— begin —

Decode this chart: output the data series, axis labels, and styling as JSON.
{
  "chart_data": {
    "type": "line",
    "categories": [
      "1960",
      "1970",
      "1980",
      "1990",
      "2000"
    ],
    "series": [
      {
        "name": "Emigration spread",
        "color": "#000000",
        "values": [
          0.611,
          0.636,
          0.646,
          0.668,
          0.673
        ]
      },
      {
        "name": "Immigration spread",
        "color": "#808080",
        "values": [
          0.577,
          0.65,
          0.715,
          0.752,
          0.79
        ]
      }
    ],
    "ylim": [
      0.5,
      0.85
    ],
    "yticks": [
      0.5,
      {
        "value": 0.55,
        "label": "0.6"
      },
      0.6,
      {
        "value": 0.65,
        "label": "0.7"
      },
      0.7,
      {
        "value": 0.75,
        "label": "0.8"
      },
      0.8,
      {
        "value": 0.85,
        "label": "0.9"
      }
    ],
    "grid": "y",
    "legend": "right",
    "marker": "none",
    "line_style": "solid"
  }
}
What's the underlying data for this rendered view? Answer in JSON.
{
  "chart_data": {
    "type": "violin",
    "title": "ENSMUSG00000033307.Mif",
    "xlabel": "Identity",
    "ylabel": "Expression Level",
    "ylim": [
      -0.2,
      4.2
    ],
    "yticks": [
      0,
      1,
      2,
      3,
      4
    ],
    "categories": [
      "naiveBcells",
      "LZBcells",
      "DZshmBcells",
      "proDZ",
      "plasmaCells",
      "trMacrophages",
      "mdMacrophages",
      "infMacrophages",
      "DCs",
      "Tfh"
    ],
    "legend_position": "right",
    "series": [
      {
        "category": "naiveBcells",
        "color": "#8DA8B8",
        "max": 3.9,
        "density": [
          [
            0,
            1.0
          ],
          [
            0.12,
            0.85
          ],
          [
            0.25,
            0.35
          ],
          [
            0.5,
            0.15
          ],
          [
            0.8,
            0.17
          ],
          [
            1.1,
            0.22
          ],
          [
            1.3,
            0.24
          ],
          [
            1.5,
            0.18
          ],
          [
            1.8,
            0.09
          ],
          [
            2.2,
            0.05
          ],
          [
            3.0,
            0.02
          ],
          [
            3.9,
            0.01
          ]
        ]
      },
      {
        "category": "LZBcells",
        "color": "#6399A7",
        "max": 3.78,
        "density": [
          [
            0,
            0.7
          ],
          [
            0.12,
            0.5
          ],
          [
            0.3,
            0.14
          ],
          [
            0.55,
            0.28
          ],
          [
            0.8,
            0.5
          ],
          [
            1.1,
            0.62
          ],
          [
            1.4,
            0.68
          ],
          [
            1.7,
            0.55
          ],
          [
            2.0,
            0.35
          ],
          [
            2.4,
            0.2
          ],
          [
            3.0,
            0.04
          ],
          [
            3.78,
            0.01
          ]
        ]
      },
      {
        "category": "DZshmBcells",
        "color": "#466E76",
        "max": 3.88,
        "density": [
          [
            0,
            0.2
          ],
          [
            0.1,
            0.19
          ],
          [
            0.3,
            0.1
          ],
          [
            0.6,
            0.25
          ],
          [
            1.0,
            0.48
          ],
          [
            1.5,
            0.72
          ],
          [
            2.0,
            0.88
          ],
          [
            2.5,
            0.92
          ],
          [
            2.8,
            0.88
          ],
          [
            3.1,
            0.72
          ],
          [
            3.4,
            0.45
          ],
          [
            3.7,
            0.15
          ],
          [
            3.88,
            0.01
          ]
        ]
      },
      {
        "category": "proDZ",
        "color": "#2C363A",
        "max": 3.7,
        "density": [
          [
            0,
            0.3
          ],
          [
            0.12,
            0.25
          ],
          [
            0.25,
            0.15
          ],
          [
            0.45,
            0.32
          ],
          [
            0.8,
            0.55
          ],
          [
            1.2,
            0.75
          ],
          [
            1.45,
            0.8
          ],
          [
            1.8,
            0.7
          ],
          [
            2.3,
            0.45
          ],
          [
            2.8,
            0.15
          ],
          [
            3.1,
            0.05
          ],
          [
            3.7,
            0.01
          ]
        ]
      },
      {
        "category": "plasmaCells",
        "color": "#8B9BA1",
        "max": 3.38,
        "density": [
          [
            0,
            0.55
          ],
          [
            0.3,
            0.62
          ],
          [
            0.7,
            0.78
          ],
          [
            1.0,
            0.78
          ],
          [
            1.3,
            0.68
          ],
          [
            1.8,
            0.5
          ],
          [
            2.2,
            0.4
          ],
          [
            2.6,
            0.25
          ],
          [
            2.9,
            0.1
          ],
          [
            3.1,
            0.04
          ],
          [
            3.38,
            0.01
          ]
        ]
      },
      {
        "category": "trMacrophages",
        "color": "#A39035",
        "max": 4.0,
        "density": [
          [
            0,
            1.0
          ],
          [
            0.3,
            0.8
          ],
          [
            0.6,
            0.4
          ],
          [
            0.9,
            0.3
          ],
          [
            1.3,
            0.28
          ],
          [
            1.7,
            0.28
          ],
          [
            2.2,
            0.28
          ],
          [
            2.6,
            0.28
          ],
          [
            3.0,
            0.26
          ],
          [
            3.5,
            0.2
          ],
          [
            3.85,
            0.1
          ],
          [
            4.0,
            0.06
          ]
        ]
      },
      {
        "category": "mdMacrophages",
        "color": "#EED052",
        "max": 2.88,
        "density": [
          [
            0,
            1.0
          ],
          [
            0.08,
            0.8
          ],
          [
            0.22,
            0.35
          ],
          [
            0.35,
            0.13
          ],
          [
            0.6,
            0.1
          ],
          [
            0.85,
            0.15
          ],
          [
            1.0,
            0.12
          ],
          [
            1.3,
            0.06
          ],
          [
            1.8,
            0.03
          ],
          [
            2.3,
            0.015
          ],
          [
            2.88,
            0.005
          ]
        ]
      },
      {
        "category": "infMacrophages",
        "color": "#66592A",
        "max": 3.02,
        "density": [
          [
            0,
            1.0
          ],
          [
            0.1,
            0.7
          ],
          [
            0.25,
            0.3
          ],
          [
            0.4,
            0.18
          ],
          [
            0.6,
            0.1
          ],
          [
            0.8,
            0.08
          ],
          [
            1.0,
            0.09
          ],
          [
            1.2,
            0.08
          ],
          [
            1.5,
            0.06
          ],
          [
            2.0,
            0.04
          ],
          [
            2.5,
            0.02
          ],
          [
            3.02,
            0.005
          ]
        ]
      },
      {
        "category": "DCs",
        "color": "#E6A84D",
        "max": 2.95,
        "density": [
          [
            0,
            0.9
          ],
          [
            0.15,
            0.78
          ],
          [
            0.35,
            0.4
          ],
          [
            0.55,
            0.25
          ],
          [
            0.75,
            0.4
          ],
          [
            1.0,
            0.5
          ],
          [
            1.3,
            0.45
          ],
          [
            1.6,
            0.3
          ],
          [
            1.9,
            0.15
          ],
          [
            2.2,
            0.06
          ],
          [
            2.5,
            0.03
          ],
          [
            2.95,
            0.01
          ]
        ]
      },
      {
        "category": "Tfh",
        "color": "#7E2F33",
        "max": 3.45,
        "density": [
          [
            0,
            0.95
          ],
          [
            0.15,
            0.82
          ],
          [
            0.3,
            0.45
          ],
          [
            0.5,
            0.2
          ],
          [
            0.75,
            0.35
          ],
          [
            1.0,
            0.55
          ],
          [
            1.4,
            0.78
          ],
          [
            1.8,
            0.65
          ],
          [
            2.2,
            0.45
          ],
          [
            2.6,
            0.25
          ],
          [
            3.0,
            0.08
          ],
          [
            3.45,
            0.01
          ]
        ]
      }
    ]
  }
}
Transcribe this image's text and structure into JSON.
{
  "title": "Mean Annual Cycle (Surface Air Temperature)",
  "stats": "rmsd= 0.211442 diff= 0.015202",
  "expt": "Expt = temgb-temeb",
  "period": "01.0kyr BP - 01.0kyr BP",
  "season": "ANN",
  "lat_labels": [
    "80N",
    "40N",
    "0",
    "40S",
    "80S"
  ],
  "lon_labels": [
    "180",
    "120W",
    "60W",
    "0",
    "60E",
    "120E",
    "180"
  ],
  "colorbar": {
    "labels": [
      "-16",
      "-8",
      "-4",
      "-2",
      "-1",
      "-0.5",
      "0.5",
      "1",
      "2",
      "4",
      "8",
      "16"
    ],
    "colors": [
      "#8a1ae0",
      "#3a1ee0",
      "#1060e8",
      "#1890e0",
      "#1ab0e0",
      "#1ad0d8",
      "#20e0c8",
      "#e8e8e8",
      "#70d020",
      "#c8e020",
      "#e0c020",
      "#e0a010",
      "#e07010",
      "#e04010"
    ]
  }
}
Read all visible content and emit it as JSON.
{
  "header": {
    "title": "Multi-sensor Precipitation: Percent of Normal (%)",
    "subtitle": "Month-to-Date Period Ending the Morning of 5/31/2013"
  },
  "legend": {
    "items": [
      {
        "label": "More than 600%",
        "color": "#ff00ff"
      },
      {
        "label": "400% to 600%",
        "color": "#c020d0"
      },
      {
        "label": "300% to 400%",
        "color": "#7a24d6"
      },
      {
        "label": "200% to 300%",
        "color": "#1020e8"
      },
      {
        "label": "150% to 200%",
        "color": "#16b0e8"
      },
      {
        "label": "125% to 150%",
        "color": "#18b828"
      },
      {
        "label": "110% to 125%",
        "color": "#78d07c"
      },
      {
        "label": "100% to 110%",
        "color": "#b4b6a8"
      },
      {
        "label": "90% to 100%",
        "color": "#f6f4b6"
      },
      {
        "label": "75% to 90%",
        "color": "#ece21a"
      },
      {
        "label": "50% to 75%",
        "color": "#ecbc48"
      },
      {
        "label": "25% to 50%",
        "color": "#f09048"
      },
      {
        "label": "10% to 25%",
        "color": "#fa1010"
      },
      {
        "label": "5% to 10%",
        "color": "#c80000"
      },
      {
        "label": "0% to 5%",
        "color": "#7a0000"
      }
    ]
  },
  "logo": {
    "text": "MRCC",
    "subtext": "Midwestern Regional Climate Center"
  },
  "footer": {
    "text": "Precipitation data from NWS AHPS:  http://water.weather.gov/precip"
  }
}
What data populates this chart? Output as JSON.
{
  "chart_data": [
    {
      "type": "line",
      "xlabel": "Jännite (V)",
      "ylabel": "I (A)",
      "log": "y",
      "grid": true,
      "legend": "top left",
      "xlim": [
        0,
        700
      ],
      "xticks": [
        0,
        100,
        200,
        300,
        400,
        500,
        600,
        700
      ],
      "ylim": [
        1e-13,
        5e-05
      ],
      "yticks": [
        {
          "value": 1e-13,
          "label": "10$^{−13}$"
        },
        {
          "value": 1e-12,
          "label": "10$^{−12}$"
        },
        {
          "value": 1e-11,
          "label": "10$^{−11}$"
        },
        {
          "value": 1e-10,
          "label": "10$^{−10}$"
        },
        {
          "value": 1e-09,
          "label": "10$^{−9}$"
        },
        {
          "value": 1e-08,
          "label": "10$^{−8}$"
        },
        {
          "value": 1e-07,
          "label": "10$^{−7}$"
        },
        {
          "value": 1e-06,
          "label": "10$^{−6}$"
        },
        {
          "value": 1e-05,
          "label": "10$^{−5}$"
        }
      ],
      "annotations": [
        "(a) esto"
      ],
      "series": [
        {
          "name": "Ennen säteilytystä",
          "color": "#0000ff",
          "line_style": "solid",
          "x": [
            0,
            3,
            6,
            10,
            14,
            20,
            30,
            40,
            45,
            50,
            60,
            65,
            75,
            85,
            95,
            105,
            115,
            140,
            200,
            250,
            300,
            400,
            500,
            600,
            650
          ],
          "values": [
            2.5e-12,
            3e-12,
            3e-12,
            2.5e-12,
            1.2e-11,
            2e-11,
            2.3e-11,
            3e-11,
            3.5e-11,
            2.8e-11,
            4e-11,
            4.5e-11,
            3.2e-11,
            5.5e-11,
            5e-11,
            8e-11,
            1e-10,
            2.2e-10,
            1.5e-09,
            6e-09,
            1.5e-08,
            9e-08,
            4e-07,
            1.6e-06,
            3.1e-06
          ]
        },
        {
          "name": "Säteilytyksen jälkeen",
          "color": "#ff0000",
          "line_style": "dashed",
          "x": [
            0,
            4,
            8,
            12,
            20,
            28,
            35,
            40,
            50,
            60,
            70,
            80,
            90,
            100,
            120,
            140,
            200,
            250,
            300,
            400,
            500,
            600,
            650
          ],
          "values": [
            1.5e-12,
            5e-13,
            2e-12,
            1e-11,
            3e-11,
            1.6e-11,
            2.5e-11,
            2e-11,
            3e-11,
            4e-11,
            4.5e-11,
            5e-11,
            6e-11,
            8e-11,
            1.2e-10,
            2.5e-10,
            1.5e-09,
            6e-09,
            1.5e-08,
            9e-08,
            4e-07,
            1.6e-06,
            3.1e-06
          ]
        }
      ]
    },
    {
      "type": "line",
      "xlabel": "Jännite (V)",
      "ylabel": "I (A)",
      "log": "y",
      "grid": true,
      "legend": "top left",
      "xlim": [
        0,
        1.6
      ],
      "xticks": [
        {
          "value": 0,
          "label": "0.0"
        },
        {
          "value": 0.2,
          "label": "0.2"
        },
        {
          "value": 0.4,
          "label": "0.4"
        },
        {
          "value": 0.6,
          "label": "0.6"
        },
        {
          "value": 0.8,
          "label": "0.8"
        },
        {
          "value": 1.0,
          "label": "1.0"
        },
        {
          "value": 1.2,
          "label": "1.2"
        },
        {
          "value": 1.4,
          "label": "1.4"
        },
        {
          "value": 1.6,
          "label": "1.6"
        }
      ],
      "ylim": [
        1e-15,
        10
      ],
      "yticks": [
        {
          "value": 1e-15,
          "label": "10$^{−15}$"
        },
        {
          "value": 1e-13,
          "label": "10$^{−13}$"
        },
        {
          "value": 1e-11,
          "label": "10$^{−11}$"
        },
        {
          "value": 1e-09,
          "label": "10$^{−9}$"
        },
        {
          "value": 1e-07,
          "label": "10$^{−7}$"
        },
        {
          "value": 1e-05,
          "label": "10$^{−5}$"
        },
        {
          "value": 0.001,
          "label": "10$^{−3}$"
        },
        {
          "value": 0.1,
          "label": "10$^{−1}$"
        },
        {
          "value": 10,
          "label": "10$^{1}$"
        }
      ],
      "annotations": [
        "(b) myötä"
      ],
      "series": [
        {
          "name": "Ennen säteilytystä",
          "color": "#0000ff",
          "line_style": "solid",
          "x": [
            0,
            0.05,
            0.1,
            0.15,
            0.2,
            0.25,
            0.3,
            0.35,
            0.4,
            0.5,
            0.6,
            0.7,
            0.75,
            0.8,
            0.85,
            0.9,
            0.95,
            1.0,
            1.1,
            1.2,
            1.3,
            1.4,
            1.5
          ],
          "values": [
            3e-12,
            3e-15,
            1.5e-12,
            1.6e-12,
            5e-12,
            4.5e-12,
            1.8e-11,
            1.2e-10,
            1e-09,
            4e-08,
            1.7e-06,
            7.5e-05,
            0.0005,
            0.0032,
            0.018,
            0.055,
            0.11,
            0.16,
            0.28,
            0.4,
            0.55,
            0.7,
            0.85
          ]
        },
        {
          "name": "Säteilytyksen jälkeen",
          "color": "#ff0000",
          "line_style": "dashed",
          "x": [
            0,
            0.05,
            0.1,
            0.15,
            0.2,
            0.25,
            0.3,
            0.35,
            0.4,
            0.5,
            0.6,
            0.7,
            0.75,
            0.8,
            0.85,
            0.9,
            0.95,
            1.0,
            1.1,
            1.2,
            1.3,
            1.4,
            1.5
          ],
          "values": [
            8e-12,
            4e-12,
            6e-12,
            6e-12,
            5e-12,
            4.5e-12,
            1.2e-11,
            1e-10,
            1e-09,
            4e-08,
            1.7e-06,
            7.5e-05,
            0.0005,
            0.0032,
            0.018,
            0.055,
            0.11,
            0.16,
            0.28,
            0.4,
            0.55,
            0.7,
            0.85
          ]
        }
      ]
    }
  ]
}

— end —

* _INSTRUCTIONS FOR THE TASK_:
Your answer should be a single number: the count of lines that contain "Precipitation".

* _THE COMPLETED TASK_:
2